» SET TASK
Each line of the material must be returned exactly.

[Stored entries]

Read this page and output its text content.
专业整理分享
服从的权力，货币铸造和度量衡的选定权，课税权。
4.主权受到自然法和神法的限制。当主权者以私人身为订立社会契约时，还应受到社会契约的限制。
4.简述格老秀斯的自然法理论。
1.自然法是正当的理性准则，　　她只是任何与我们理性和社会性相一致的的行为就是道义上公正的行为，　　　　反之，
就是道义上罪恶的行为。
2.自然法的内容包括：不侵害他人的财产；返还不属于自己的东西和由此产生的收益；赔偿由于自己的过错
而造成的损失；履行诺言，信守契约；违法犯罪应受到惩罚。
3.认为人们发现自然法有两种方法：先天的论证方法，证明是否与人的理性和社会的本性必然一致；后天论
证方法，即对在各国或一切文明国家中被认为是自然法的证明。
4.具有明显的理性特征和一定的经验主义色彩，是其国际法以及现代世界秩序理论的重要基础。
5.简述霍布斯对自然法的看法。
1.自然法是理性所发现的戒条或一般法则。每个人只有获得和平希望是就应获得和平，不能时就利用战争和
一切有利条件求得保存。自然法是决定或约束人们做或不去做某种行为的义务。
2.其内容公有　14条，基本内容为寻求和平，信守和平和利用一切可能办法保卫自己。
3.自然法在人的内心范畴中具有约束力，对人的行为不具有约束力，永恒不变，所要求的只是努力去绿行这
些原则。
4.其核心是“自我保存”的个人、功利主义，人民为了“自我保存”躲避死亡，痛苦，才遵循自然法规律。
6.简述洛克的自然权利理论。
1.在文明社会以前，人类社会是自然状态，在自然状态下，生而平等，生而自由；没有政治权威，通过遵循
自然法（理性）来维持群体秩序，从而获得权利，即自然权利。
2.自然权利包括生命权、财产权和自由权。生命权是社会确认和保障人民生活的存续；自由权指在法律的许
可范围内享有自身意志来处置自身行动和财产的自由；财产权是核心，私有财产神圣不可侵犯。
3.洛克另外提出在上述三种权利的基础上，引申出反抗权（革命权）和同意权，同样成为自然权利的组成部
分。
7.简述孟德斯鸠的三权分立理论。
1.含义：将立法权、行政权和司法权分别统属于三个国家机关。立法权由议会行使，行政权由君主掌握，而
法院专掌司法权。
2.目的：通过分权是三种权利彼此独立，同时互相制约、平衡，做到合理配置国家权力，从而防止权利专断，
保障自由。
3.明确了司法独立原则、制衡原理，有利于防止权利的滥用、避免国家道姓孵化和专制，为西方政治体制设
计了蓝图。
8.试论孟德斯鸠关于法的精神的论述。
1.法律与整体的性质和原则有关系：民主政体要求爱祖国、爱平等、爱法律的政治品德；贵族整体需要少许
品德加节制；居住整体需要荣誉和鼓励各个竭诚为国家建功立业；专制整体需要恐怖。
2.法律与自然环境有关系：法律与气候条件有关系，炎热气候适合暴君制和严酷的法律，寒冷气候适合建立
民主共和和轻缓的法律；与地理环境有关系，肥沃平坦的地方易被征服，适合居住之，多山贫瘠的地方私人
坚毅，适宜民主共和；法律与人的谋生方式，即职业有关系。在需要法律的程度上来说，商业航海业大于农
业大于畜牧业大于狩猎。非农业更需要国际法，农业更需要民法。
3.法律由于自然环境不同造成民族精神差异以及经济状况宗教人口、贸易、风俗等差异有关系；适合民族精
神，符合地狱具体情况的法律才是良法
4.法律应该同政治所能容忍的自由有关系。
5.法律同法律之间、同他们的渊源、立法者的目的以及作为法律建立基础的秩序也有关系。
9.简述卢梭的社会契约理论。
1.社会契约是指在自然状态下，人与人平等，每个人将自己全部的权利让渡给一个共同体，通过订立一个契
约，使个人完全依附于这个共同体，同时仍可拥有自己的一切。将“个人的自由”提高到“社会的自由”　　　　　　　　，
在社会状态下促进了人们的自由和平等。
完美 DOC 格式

» WRITTEN ANSWER
Read this page and output its text content.
专业整理分享
服从的权力，货币铸造和度量衡的选定权，课税权。
4.主权受到自然法和神法的限制。当主权者以私人身为订立社会契约时，还应受到社会契约的限制。
4.简述格老秀斯的自然法理论。
1.自然法是正当的理性准则，　　她只是任何与我们理性和社会性相一致的的行为就是道义上公正的行为，　　　　反之，
就是道义上罪恶的行为。
2.自然法的内容包括：不侵害他人的财产；返还不属于自己的东西和由此产生的收益；赔偿由于自己的过错
而造成的损失；履行诺言，信守契约；违法犯罪应受到惩罚。
3.认为人们发现自然法有两种方法：先天的论证方法，证明是否与人的理性和社会的本性必然一致；后天论
证方法，即对在各国或一切文明国家中被认为是自然法的证明。
4.具有明显的理性特征和一定的经验主义色彩，是其国际法以及现代世界秩序理论的重要基础。
5.简述霍布斯对自然法的看法。
1.自然法是理性所发现的戒条或一般法则。每个人只有获得和平希望是就应获得和平，不能时就利用战争和
一切有利条件求得保存。自然法是决定或约束人们做或不去做某种行为的义务。
2.其内容公有　14条，基本内容为寻求和平，信守和平和利用一切可能办法保卫自己。
3.自然法在人的内心范畴中具有约束力，对人的行为不具有约束力，永恒不变，所要求的只是努力去绿行这
些原则。
4.其核心是“自我保存”的个人、功利主义，人民为了“自我保存”躲避死亡，痛苦，才遵循自然法规律。
6.简述洛克的自然权利理论。
1.在文明社会以前，人类社会是自然状态，在自然状态下，生而平等，生而自由；没有政治权威，通过遵循
自然法（理性）来维持群体秩序，从而获得权利，即自然权利。
2.自然权利包括生命权、财产权和自由权。生命权是社会确认和保障人民生活的存续；自由权指在法律的许
可范围内享有自身意志来处置自身行动和财产的自由；财产权是核心，私有财产神圣不可侵犯。
3.洛克另外提出在上述三种权利的基础上，引申出反抗权（革命权）和同意权，同样成为自然权利的组成部
分。
7.简述孟德斯鸠的三权分立理论。
1.含义：将立法权、行政权和司法权分别统属于三个国家机关。立法权由议会行使，行政权由君主掌握，而
法院专掌司法权。
2.目的：通过分权是三种权利彼此独立，同时互相制约、平衡，做到合理配置国家权力，从而防止权利专断，
保障自由。
3.明确了司法独立原则、制衡原理，有利于防止权利的滥用、避免国家道姓孵化和专制，为西方政治体制设
计了蓝图。
8.试论孟德斯鸠关于法的精神的论述。
1.法律与整体的性质和原则有关系：民主政体要求爱祖国、爱平等、爱法律的政治品德；贵族整体需要少许
品德加节制；居住整体需要荣誉和鼓励各个竭诚为国家建功立业；专制整体需要恐怖。
2.法律与自然环境有关系：法律与气候条件有关系，炎热气候适合暴君制和严酷的法律，寒冷气候适合建立
民主共和和轻缓的法律；与地理环境有关系，肥沃平坦的地方易被征服，适合居住之，多山贫瘠的地方私人
坚毅，适宜民主共和；法律与人的谋生方式，即职业有关系。在需要法律的程度上来说，商业航海业大于农
业大于畜牧业大于狩猎。非农业更需要国际法，农业更需要民法。
3.法律由于自然环境不同造成民族精神差异以及经济状况宗教人口、贸易、风俗等差异有关系；适合民族精
神，符合地狱具体情况的法律才是良法
4.法律应该同政治所能容忍的自由有关系。
5.法律同法律之间、同他们的渊源、立法者的目的以及作为法律建立基础的秩序也有关系。
9.简述卢梭的社会契约理论。
1.社会契约是指在自然状态下，人与人平等，每个人将自己全部的权利让渡给一个共同体，通过订立一个契
约，使个人完全依附于这个共同体，同时仍可拥有自己的一切。将“个人的自由”提高到“社会的自由”　　　　　　　　，
在社会状态下促进了人们的自由和平等。
完美 DOC 格式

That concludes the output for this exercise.